Task: Copy out, from the data below, each line in which the word "påträffades" occurs.
━━ Dataset entries ━━
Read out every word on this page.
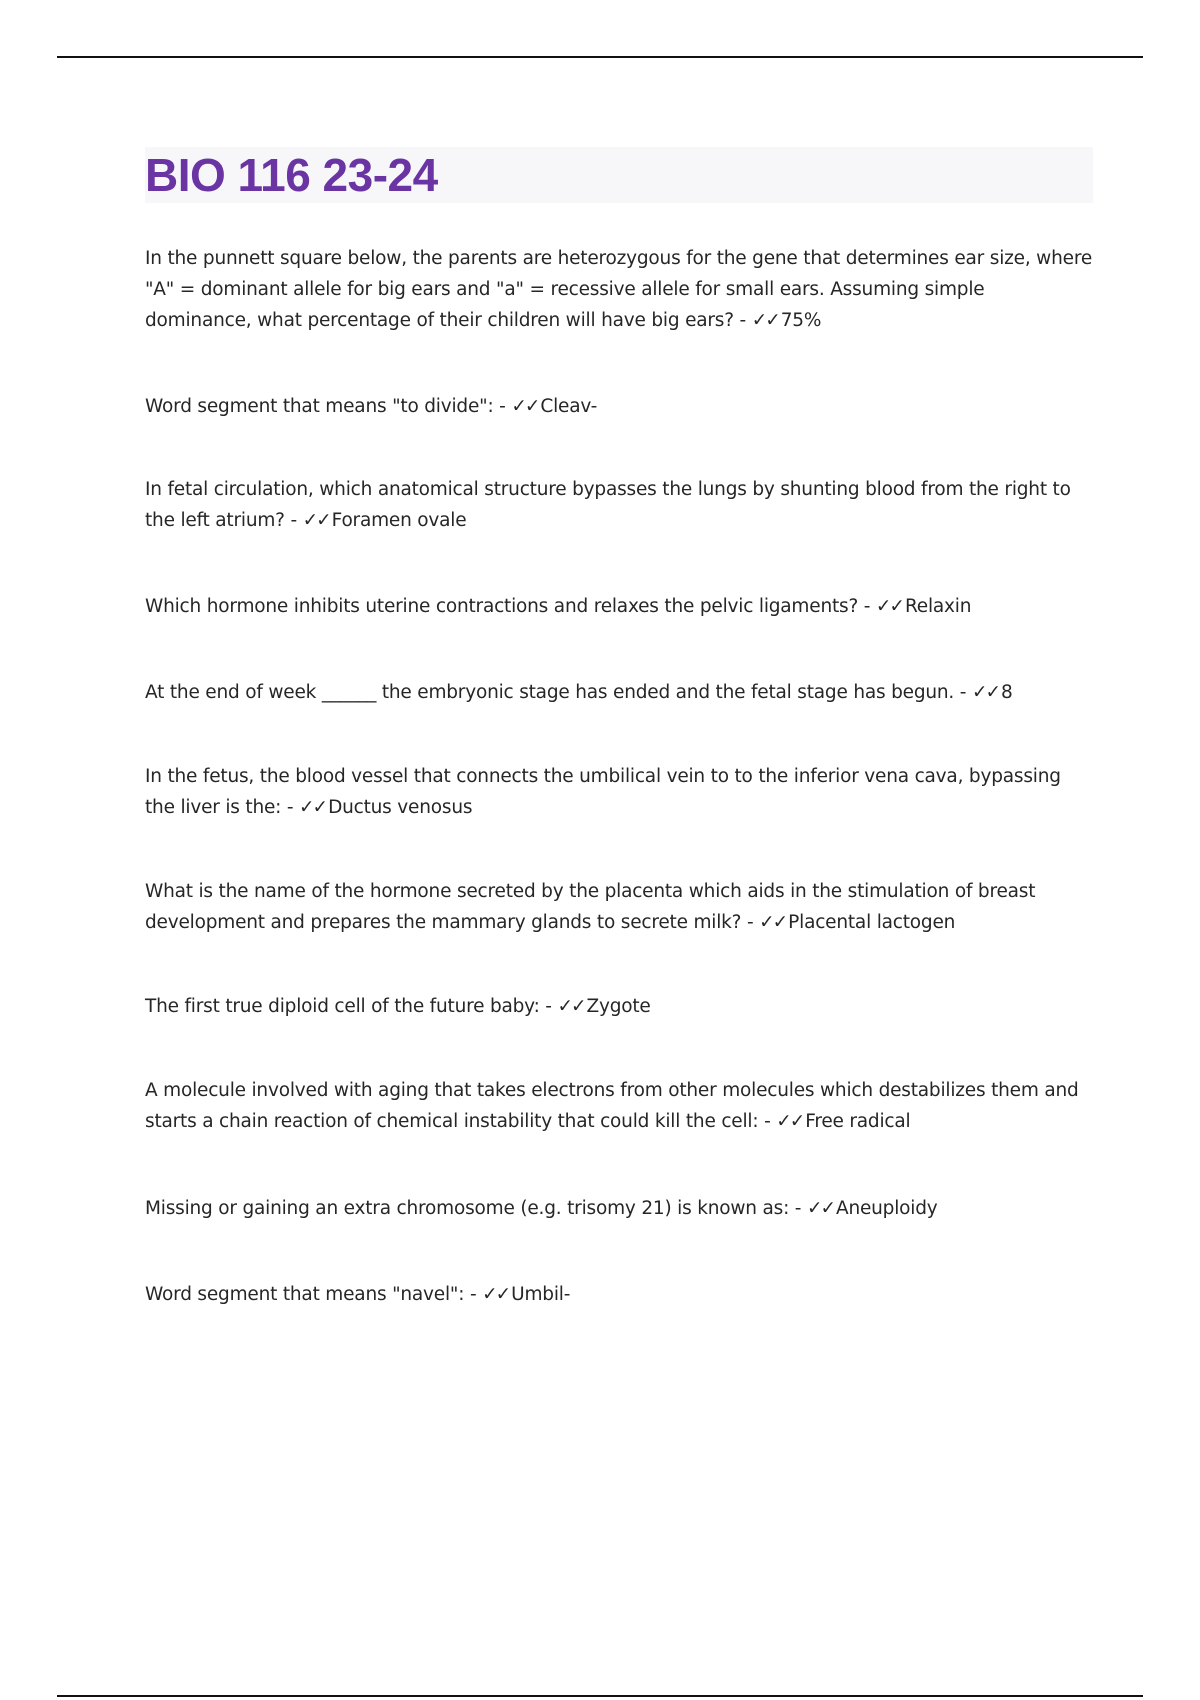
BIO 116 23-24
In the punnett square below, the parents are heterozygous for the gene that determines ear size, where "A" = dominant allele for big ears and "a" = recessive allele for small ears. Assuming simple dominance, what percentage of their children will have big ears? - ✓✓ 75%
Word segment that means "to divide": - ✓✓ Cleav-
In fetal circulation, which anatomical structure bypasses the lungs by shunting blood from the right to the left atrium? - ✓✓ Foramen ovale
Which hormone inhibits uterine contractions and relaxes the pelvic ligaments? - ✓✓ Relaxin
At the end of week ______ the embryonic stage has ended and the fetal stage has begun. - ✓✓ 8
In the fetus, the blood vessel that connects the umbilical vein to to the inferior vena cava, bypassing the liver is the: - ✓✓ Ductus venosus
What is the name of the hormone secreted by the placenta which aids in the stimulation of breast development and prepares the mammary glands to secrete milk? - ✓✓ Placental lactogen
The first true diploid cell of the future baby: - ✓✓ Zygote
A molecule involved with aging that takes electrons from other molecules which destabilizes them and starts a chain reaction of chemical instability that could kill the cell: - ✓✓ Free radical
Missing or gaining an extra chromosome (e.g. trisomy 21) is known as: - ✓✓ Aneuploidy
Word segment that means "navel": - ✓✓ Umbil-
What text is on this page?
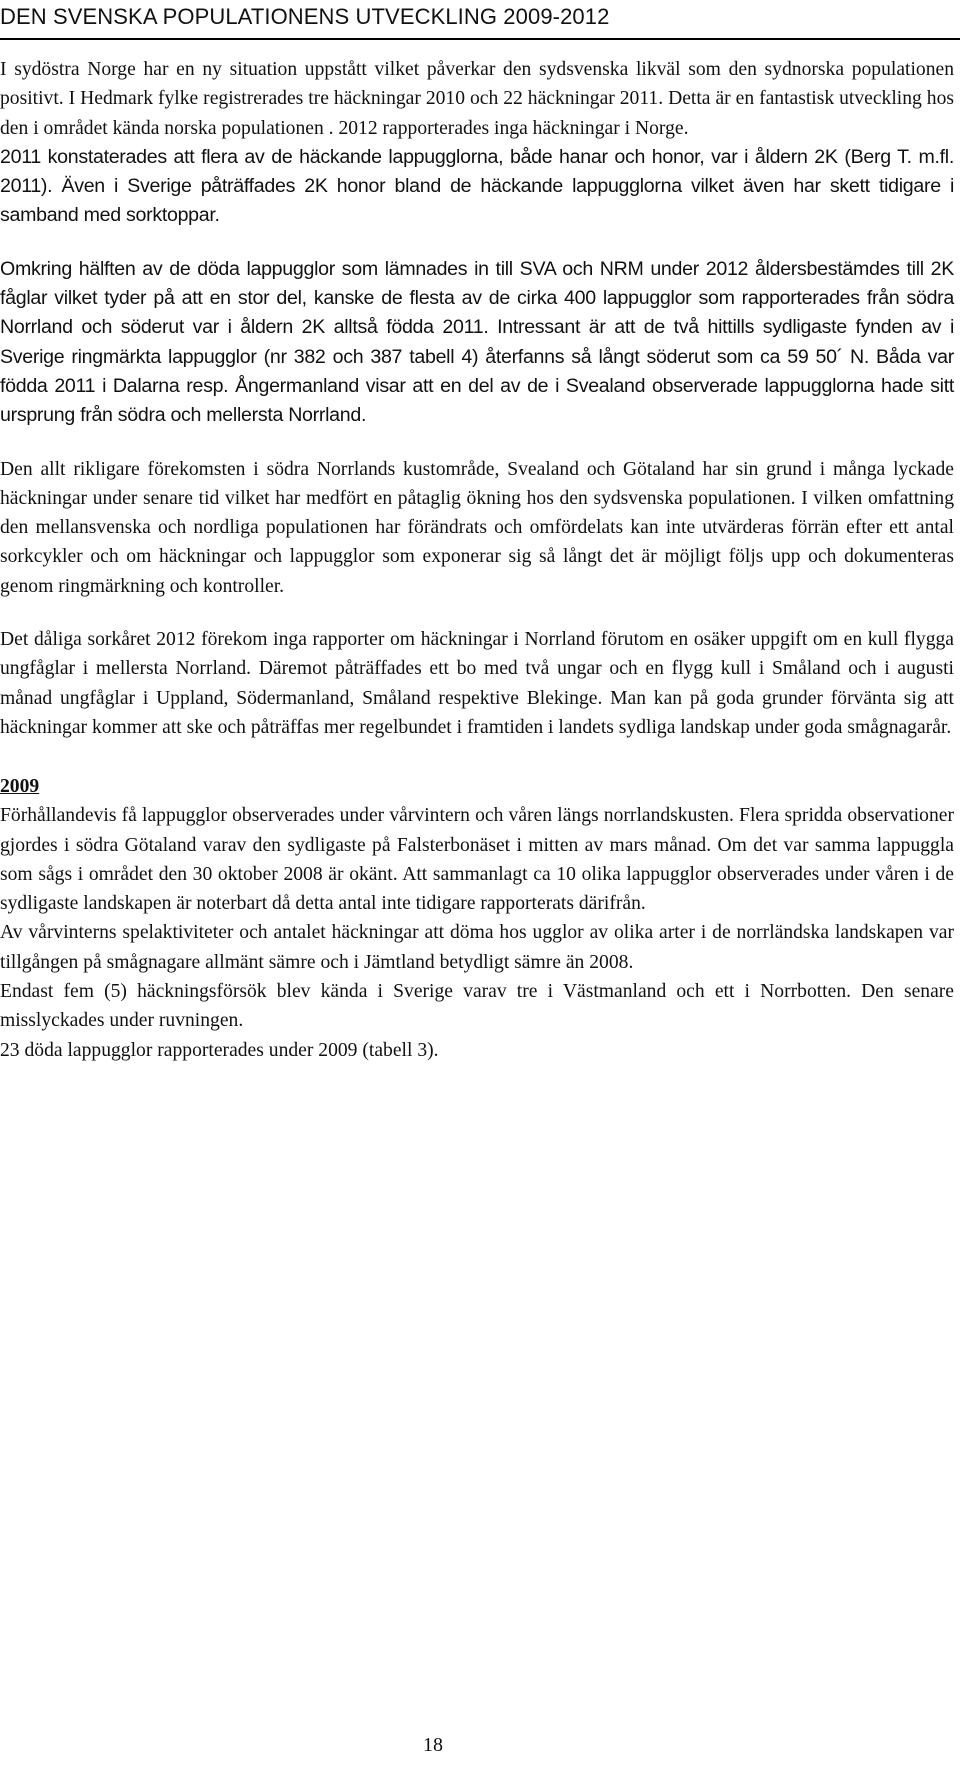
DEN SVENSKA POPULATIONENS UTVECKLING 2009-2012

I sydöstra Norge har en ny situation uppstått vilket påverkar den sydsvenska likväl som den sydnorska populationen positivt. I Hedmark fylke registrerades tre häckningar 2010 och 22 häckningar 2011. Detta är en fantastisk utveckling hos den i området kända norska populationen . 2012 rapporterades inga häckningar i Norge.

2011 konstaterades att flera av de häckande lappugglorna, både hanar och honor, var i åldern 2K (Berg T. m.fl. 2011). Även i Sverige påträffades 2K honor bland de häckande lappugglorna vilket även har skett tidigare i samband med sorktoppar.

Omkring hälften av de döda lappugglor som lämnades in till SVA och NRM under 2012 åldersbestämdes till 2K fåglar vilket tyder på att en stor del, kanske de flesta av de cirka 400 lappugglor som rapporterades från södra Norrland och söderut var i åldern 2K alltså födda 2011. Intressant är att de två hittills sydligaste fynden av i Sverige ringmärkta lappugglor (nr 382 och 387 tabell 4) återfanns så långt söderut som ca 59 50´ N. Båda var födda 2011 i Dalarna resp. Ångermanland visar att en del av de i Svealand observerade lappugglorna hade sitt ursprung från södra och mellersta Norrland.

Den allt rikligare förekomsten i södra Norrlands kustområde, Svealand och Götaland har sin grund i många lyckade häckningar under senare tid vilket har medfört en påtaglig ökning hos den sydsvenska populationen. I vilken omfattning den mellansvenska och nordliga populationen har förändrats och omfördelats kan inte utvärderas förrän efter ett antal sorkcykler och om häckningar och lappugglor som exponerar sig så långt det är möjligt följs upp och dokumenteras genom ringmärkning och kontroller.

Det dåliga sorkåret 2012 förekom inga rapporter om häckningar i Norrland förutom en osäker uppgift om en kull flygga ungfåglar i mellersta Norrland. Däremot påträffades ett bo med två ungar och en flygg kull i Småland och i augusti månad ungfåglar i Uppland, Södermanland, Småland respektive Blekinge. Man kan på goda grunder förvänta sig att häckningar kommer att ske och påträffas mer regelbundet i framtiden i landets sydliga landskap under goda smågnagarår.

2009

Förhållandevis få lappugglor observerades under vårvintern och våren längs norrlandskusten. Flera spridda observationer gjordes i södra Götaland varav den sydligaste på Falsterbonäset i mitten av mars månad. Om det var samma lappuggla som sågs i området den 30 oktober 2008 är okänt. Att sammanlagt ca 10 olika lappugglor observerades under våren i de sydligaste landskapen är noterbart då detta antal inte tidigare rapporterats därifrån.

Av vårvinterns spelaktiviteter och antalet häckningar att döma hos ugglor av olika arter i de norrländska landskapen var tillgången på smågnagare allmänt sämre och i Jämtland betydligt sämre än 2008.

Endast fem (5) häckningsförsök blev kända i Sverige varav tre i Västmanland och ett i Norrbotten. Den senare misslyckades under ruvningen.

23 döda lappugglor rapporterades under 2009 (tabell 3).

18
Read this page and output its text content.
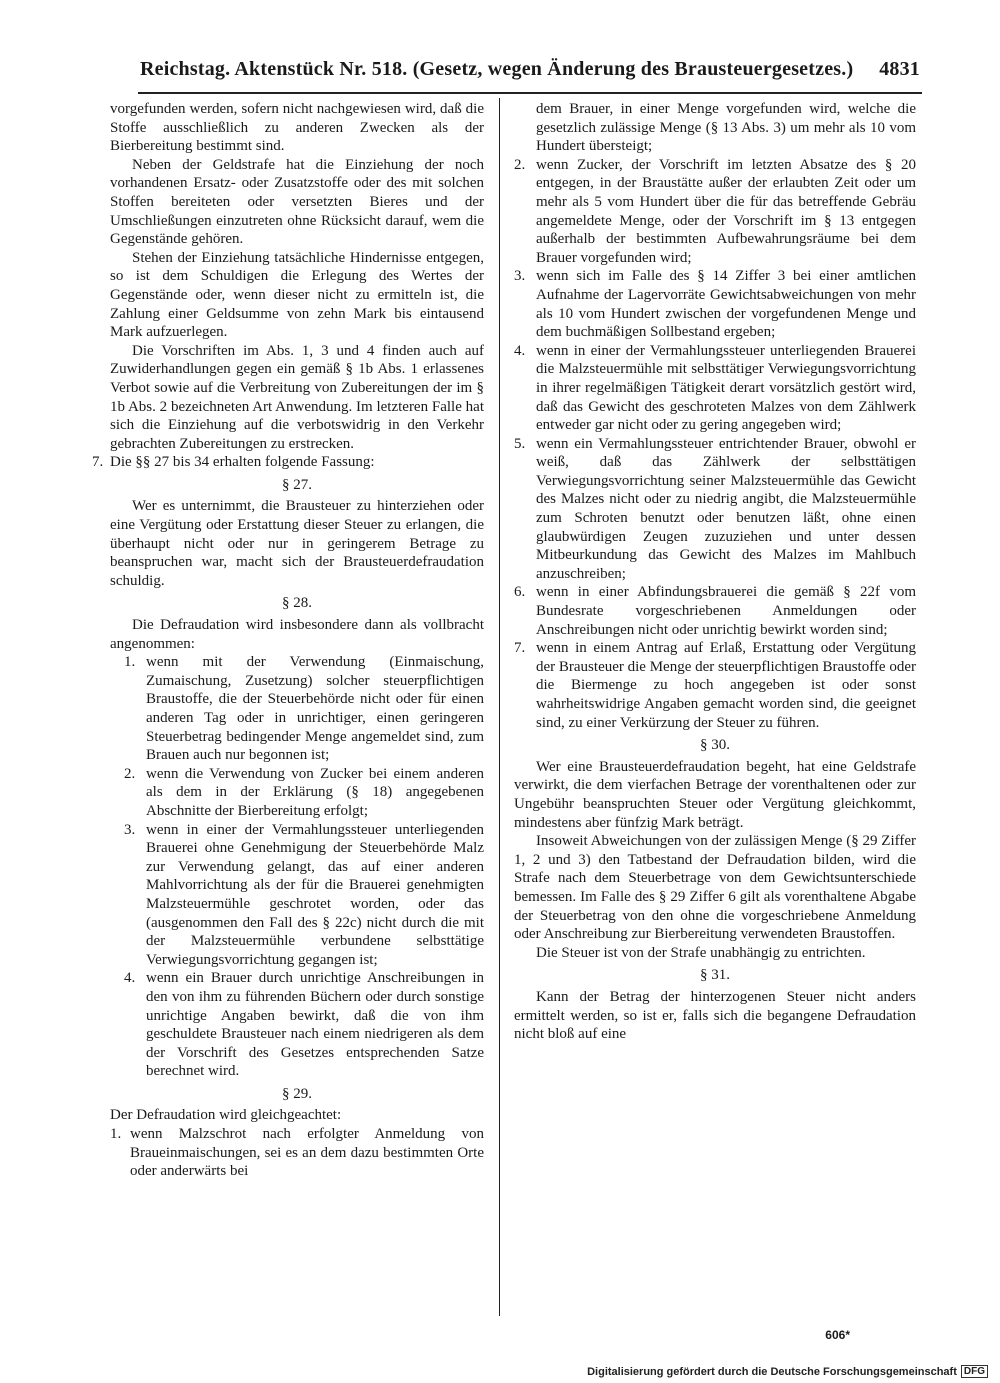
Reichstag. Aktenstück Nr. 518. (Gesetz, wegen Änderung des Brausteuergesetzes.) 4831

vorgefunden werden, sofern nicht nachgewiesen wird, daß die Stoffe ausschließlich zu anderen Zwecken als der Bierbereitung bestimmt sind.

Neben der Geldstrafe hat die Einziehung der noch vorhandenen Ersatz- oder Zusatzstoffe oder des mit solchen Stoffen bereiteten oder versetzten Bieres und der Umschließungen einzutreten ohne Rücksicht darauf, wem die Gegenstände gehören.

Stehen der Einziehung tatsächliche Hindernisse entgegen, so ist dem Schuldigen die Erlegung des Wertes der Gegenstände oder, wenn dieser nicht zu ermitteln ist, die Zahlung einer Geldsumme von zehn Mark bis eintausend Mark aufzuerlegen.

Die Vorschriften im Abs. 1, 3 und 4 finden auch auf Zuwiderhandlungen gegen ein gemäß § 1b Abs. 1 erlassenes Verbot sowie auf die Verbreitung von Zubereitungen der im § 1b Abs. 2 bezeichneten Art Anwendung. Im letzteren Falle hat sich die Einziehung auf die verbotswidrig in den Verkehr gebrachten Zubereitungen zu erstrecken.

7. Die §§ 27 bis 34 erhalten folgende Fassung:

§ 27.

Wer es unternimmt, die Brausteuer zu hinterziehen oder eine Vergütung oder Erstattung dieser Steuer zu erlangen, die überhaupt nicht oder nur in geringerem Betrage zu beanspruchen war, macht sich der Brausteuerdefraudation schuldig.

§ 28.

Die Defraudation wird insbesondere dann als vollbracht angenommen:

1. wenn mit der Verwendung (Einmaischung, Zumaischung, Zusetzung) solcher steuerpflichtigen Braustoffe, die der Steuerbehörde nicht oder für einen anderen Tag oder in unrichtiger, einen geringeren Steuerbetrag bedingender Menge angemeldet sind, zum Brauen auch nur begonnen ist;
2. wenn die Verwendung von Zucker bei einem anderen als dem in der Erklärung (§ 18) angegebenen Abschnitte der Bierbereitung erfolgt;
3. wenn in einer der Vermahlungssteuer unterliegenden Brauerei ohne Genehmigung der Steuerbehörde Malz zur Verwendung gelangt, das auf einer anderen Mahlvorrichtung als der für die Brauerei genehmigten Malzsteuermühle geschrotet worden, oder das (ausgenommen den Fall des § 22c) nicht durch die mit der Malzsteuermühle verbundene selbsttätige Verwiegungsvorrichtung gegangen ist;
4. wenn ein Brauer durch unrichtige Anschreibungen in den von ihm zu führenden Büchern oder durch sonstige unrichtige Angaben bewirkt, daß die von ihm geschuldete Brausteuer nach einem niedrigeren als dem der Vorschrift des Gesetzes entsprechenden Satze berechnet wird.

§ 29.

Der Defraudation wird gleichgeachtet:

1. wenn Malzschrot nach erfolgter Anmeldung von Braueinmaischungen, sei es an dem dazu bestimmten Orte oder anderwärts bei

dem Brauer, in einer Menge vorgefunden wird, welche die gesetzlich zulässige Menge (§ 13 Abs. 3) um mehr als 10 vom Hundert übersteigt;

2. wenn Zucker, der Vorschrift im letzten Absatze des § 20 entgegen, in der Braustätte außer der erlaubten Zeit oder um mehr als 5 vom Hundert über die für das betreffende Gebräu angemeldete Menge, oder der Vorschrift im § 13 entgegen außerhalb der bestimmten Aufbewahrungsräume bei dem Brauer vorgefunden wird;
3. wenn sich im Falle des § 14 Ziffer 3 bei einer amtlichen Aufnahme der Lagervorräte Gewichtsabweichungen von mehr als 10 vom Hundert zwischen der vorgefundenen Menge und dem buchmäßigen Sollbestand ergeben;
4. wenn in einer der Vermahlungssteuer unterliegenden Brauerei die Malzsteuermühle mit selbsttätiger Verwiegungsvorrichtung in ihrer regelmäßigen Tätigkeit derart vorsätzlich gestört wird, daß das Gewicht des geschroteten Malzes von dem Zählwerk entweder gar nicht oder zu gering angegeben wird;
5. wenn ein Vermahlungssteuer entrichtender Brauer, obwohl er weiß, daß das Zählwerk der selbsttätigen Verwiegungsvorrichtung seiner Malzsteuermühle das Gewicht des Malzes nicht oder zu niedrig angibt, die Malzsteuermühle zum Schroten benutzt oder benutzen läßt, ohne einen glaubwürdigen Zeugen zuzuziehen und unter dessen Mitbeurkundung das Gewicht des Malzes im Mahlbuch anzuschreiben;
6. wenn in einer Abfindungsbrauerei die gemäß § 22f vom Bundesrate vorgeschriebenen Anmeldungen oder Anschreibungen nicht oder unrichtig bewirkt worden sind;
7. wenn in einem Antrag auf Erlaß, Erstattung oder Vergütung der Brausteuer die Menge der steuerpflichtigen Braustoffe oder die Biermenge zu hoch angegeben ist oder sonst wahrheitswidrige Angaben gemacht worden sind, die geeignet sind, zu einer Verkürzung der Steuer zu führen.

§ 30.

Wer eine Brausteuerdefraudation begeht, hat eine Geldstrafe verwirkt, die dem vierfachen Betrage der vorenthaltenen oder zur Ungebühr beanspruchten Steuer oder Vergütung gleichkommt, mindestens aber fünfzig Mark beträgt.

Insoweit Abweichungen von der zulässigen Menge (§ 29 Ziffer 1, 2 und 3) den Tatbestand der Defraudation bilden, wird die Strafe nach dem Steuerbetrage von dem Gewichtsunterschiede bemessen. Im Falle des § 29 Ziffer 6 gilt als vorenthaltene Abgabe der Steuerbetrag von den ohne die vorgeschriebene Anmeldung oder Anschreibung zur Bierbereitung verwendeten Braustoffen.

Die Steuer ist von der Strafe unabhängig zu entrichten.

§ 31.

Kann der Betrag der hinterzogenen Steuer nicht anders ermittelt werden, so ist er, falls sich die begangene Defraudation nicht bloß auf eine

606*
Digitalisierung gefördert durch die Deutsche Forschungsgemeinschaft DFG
━━━
Finished exercise:
2011 konstaterades att flera av de häckande lappugglorna, både hanar och honor, var i åldern 2K (Berg T. m.fl. 2011). Även i Sverige påträffades 2K honor bland de häckande lappugglorna vilket även har skett tidigare i samband med sorktoppar.
Det dåliga sorkåret 2012 förekom inga rapporter om häckningar i Norrland förutom en osäker uppgift om en kull flygga ungfåglar i mellersta Norrland. Däremot påträffades ett bo med två ungar och en flygg kull i Småland och i augusti månad ungfåglar i Uppland, Södermanland, Småland respektive Blekinge. Man kan på goda grunder förvänta sig att häckningar kommer att ske och påträffas mer regelbundet i framtiden i landets sydliga landskap under goda smågnagarår.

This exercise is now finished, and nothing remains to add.